*Stated exercise*.
Copy the entries below word for word, starting with the first line and stopping after the line that contains "bar-mac-degree xyxy=(158,56,204,441)".

╭─ Dataset content

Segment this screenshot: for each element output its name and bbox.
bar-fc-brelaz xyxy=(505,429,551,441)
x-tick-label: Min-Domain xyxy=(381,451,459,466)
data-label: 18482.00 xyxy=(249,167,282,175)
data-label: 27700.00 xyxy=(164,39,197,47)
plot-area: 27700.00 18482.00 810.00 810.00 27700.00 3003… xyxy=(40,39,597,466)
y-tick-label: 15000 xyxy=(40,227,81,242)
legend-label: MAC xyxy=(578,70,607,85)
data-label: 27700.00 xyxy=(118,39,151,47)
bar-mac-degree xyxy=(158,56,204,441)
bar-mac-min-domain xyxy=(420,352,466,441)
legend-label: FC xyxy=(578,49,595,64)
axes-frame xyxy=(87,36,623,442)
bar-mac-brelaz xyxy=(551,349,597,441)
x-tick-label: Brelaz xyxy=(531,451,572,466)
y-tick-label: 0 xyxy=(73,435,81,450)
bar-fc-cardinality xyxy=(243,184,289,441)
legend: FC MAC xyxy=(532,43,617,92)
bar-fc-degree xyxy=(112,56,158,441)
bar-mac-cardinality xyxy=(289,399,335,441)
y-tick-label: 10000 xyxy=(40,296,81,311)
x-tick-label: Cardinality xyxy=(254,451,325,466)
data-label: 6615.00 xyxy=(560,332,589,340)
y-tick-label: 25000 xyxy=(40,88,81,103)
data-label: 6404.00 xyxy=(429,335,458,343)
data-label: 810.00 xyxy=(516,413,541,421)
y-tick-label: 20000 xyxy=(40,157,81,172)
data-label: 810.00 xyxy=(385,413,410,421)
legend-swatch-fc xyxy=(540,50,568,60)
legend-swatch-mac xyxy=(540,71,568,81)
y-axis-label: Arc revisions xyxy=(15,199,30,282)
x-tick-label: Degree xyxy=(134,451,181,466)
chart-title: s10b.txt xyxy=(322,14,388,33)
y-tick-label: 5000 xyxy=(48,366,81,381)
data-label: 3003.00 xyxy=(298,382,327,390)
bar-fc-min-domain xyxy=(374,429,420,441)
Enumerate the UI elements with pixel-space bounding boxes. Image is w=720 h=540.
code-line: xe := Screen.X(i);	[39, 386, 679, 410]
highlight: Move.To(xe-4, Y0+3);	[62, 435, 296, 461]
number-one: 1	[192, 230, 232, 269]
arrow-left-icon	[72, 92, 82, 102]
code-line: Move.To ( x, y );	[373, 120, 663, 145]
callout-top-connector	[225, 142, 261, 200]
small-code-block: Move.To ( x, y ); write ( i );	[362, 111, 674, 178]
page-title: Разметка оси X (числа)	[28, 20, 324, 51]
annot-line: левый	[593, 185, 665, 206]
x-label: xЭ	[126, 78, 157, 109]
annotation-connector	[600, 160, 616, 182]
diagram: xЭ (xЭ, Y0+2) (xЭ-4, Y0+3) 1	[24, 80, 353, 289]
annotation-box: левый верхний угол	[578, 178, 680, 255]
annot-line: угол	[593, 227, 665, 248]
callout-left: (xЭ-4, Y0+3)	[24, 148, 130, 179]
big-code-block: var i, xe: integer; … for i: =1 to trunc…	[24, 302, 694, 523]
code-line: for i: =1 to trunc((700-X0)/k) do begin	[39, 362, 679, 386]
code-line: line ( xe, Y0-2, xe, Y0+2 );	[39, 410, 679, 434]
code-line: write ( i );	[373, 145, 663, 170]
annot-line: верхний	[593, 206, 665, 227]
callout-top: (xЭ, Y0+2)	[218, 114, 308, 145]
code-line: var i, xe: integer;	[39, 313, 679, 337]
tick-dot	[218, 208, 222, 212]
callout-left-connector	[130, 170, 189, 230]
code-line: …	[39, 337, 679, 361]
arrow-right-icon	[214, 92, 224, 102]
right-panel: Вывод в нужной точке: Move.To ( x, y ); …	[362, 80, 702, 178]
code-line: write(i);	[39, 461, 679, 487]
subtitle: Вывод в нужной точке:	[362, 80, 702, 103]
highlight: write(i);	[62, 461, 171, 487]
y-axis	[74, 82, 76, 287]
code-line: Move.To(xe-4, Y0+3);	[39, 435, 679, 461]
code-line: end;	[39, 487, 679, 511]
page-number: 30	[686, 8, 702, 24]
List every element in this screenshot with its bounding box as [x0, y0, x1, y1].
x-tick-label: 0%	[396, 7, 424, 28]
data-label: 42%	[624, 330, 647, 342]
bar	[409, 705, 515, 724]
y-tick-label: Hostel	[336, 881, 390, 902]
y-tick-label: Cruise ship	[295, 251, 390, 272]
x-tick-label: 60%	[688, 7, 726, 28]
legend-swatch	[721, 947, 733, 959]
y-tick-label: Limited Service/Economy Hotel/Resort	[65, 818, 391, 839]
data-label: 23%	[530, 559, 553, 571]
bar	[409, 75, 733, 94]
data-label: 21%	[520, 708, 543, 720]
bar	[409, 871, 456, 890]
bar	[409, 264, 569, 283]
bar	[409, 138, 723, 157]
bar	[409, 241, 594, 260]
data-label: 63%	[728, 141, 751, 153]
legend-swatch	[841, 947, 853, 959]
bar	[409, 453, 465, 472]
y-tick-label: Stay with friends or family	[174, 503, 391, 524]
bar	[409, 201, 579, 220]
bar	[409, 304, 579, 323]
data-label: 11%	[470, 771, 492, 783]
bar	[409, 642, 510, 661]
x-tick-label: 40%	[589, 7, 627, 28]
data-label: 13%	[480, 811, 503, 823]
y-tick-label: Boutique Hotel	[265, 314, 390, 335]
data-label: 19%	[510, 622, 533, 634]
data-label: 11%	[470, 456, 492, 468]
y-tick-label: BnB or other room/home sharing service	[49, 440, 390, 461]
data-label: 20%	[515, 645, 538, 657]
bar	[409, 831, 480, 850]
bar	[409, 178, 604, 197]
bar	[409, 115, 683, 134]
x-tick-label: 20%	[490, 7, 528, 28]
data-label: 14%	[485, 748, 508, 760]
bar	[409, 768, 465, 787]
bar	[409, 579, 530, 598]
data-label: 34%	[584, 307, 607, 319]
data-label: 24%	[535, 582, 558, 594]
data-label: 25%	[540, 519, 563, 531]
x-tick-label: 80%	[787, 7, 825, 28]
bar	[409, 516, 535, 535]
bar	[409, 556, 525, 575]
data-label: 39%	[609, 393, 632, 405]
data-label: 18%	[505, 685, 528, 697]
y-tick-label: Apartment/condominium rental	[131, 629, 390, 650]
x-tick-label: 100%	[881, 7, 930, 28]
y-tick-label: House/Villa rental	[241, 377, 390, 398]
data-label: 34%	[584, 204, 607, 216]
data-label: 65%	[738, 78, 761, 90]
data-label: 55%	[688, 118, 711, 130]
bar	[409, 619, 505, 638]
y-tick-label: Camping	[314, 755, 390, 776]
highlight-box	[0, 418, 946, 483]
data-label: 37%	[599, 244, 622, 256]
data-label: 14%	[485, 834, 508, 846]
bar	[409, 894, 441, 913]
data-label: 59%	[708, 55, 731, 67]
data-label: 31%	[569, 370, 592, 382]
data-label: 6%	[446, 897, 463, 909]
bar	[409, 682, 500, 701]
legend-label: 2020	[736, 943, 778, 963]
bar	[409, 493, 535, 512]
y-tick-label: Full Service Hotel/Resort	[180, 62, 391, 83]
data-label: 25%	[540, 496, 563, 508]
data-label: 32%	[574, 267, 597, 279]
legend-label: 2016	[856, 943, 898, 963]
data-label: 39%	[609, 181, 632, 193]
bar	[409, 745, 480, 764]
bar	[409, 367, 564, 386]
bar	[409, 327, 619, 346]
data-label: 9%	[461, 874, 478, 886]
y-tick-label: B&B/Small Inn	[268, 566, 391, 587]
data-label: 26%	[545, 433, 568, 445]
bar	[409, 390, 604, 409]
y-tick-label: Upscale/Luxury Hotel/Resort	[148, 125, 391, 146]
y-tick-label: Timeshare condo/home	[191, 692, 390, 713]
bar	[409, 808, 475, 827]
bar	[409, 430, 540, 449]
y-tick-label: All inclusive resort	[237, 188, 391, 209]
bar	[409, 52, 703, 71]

╰─

*Answer in full*.
Segment this screenshot: for each element output its name and bbox.
bar-fc-brelaz xyxy=(505,429,551,441)
x-tick-label: Min-Domain xyxy=(381,451,459,466)
data-label: 18482.00 xyxy=(249,167,282,175)
data-label: 27700.00 xyxy=(164,39,197,47)
plot-area: 27700.00 18482.00 810.00 810.00 27700.00 3003… xyxy=(40,39,597,466)
y-tick-label: 15000 xyxy=(40,227,81,242)
legend-label: MAC xyxy=(578,70,607,85)
data-label: 27700.00 xyxy=(118,39,151,47)
bar-mac-degree xyxy=(158,56,204,441)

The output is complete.